▶ WHAT YOU ARE ASKED TO DO: Please retype, character for character, the lines from the very first one up to and including the line with "heading: zdobądź sprzęt: i".

▶ EXERCISE MATERIAL:
....

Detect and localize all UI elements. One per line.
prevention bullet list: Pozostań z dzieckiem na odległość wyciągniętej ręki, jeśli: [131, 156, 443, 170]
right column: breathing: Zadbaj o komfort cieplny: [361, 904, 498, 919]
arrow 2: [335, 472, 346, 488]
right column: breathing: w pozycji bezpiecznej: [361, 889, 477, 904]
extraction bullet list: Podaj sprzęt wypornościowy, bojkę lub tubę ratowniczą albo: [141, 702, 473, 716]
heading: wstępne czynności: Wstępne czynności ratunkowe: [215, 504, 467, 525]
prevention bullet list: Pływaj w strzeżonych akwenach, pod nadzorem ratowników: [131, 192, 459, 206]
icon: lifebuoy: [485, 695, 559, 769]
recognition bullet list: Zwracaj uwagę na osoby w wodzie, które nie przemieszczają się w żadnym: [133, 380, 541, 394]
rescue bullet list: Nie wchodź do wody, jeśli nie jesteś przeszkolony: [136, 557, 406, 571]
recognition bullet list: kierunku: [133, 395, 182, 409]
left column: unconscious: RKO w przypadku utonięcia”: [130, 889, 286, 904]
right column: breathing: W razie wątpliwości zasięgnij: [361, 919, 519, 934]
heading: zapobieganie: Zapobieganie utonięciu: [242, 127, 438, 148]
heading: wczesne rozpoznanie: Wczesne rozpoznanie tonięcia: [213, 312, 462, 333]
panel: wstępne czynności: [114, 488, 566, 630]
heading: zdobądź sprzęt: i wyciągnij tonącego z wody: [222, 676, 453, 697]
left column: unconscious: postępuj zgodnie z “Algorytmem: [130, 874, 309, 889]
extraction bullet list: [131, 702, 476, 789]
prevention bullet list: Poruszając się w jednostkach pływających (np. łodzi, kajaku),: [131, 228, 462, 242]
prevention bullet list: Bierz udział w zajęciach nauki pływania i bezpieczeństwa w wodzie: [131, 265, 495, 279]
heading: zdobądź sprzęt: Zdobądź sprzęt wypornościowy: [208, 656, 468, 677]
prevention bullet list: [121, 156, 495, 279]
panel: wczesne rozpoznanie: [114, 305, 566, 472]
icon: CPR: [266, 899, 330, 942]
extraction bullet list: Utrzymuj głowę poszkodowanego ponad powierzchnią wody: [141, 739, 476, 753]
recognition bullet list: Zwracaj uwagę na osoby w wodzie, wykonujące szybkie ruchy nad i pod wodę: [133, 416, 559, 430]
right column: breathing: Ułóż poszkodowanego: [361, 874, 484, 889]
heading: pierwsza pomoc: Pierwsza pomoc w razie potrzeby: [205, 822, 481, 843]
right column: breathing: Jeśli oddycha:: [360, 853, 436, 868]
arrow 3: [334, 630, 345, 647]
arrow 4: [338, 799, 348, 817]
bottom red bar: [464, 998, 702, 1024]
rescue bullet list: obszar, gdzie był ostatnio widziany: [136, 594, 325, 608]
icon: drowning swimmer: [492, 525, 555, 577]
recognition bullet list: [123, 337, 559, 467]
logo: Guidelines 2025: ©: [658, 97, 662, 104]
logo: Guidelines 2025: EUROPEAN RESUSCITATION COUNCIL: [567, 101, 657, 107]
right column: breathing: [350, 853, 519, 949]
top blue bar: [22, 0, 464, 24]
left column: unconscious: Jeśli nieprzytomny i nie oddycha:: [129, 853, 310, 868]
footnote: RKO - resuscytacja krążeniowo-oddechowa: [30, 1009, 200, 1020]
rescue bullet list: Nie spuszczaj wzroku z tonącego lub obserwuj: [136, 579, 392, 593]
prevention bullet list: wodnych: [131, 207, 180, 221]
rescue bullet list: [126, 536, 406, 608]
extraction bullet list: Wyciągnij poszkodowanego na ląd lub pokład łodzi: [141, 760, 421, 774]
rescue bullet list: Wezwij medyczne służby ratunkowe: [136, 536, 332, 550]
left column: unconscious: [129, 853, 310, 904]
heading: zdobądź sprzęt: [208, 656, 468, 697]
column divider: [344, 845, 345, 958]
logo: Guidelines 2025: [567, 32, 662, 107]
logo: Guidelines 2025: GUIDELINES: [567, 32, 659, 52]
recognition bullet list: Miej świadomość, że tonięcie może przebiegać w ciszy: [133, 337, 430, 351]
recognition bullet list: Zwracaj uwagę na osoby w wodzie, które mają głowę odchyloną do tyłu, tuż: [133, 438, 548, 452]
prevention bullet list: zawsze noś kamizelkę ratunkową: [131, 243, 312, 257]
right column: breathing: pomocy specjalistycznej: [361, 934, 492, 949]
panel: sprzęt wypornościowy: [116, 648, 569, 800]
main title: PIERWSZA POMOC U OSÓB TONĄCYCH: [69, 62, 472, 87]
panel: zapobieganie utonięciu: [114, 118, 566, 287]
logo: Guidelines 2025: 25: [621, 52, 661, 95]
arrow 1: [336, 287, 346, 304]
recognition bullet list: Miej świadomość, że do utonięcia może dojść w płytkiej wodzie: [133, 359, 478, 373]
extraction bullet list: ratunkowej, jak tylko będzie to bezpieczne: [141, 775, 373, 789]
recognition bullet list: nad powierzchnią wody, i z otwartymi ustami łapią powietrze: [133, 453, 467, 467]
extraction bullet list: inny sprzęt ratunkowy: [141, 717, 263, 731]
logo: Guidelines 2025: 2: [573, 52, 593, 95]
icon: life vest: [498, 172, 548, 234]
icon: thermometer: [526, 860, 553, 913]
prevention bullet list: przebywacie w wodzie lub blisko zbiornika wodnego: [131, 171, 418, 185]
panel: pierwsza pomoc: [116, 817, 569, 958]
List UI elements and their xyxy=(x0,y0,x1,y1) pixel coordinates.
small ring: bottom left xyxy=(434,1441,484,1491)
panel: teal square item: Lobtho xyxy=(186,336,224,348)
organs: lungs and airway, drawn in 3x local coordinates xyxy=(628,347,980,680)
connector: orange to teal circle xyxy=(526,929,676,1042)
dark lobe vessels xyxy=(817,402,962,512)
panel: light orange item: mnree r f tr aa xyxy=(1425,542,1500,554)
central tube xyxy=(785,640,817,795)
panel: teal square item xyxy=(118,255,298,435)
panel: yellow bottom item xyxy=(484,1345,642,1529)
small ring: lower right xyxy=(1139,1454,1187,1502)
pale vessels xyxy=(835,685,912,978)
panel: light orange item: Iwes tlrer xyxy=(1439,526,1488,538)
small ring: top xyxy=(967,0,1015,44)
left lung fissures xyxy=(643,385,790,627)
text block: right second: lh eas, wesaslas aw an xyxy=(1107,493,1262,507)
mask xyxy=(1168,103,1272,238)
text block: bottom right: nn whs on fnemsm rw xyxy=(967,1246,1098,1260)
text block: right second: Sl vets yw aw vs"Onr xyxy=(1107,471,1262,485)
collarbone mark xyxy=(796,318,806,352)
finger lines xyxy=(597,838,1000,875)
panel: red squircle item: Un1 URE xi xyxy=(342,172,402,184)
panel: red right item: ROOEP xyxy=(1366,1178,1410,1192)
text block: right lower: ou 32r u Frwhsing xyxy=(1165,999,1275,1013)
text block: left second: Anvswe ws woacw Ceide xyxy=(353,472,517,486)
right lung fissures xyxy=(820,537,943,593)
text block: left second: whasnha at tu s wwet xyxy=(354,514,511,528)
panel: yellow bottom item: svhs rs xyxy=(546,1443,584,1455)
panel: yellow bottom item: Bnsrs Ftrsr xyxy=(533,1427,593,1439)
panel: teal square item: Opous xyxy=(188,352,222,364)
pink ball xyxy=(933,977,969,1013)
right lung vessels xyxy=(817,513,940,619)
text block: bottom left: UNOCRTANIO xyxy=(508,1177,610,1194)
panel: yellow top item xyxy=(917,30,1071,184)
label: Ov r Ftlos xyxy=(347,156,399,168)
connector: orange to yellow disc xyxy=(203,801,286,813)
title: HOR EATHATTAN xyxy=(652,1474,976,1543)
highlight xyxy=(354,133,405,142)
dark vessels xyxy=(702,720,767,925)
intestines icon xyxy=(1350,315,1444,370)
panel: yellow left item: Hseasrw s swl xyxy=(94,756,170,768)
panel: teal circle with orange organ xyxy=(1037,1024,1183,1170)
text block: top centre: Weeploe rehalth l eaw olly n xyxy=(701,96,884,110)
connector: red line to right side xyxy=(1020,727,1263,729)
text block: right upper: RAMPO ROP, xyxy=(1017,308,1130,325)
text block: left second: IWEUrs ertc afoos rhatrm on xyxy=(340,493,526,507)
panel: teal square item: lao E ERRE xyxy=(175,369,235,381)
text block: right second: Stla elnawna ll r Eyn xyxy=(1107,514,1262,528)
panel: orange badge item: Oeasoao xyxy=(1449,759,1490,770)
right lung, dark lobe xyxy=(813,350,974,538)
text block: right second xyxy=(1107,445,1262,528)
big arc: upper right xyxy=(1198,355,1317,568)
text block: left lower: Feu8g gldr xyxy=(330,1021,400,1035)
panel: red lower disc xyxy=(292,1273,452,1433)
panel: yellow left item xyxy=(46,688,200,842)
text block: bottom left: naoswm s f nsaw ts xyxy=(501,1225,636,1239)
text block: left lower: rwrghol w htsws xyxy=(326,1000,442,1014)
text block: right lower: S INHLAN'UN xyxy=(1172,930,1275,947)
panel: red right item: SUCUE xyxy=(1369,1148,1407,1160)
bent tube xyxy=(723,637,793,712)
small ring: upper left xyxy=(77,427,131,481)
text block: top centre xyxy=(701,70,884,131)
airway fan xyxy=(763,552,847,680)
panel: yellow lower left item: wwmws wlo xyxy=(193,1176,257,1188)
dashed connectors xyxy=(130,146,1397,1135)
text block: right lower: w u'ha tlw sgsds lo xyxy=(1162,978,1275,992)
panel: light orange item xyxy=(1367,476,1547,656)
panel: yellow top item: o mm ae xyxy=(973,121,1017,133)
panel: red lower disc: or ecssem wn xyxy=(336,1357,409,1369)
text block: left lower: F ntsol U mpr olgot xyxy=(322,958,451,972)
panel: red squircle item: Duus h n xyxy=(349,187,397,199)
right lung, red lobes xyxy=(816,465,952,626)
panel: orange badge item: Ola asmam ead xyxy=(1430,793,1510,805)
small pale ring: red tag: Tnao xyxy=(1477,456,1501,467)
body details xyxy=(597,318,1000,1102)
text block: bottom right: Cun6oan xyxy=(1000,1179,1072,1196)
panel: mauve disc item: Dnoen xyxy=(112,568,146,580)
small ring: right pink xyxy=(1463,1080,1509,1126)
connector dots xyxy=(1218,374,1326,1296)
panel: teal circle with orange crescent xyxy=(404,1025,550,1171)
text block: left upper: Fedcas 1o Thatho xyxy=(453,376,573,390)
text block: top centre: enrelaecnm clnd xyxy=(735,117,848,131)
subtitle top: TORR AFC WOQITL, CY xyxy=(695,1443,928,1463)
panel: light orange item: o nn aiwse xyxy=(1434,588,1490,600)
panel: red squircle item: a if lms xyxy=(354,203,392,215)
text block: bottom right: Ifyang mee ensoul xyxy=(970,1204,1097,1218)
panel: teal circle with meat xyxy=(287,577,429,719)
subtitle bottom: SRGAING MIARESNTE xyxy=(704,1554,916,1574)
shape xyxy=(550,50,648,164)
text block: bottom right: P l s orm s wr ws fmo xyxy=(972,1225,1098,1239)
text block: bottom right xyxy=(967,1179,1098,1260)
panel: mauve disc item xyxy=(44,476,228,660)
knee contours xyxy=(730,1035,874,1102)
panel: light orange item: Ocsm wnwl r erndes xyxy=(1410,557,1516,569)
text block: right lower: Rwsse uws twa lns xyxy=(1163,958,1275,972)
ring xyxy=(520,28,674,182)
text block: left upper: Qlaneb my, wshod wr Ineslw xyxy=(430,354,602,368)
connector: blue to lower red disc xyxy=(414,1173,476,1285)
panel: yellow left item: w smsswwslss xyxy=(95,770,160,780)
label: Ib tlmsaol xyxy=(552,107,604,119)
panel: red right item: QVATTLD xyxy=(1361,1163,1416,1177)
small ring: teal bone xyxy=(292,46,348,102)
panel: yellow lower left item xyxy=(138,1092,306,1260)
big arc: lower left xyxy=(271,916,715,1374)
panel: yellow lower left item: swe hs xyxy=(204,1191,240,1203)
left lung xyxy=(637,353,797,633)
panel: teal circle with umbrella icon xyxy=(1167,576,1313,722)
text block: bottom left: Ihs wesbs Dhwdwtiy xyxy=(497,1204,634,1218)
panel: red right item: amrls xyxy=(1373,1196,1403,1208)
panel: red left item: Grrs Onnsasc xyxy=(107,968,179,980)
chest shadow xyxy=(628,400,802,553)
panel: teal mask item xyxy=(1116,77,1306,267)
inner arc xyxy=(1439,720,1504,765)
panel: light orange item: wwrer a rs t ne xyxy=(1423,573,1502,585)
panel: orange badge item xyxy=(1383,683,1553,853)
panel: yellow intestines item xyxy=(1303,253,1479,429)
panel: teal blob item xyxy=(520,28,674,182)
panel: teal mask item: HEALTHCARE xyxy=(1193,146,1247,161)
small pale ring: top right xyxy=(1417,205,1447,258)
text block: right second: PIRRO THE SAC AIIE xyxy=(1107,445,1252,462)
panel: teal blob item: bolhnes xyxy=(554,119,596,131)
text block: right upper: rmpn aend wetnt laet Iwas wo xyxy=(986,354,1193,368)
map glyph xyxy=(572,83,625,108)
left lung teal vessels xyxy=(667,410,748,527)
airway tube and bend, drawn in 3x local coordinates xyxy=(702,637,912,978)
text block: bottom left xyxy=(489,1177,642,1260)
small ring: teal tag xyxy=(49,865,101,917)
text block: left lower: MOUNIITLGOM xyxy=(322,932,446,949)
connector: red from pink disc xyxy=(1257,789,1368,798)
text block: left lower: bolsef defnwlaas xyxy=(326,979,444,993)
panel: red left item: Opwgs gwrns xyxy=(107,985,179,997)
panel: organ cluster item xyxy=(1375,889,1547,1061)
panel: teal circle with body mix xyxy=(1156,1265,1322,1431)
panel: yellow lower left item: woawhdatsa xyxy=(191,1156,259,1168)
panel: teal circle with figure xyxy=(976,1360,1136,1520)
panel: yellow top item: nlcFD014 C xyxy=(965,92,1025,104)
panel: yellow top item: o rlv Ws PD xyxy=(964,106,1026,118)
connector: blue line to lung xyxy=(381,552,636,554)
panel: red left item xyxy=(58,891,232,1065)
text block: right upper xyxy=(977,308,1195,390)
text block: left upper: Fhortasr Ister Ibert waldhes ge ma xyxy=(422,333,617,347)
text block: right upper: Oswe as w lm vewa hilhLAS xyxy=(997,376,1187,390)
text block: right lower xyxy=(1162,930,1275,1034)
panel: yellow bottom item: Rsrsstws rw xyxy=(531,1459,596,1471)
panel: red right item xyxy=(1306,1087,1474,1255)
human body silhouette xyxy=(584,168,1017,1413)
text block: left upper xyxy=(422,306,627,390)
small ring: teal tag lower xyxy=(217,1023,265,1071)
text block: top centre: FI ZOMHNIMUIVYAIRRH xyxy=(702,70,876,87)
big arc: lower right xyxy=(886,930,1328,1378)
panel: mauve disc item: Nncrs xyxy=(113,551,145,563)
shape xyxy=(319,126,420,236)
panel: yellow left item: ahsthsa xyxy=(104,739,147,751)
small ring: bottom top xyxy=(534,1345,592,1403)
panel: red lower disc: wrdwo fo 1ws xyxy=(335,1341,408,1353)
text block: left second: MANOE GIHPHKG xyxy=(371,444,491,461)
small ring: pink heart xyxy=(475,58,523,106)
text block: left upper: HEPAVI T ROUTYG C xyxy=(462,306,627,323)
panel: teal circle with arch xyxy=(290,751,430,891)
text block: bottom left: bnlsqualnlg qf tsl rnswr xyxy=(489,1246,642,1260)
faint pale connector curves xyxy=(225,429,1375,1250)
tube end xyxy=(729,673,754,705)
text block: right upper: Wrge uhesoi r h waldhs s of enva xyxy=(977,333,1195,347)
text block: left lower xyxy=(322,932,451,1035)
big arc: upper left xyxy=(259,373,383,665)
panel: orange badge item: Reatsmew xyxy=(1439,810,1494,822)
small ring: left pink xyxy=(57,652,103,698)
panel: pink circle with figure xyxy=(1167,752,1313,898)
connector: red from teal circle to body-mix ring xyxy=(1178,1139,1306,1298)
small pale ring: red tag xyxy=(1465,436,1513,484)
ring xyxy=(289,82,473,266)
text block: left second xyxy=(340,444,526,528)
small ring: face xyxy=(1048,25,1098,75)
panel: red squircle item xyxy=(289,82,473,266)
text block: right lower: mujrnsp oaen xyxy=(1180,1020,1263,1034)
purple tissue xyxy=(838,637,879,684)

....

▶ RESULT OF THIS EXERCISE:
Detect and localize all UI elements. One per line.
prevention bullet list: Pozostań z dzieckiem na odległość wyciągniętej ręki, jeśli: [131, 156, 443, 170]
right column: breathing: Zadbaj o komfort cieplny: [361, 904, 498, 919]
arrow 2: [335, 472, 346, 488]
right column: breathing: w pozycji bezpiecznej: [361, 889, 477, 904]
extraction bullet list: Podaj sprzęt wypornościowy, bojkę lub tubę ratowniczą albo: [141, 702, 473, 716]
heading: wstępne czynności: Wstępne czynności ratunkowe: [215, 504, 467, 525]
prevention bullet list: Pływaj w strzeżonych akwenach, pod nadzorem ratowników: [131, 192, 459, 206]
icon: lifebuoy: [485, 695, 559, 769]
recognition bullet list: Zwracaj uwagę na osoby w wodzie, które nie przemieszczają się w żadnym: [133, 380, 541, 394]
rescue bullet list: Nie wchodź do wody, jeśli nie jesteś przeszkolony: [136, 557, 406, 571]
recognition bullet list: kierunku: [133, 395, 182, 409]
left column: unconscious: RKO w przypadku utonięcia”: [130, 889, 286, 904]
right column: breathing: W razie wątpliwości zasięgnij: [361, 919, 519, 934]
heading: zapobieganie: Zapobieganie utonięciu: [242, 127, 438, 148]
heading: wczesne rozpoznanie: Wczesne rozpoznanie tonięcia: [213, 312, 462, 333]
panel: wstępne czynności: [114, 488, 566, 630]
heading: zdobądź sprzęt: i wyciągnij tonącego z wody: [222, 676, 453, 697]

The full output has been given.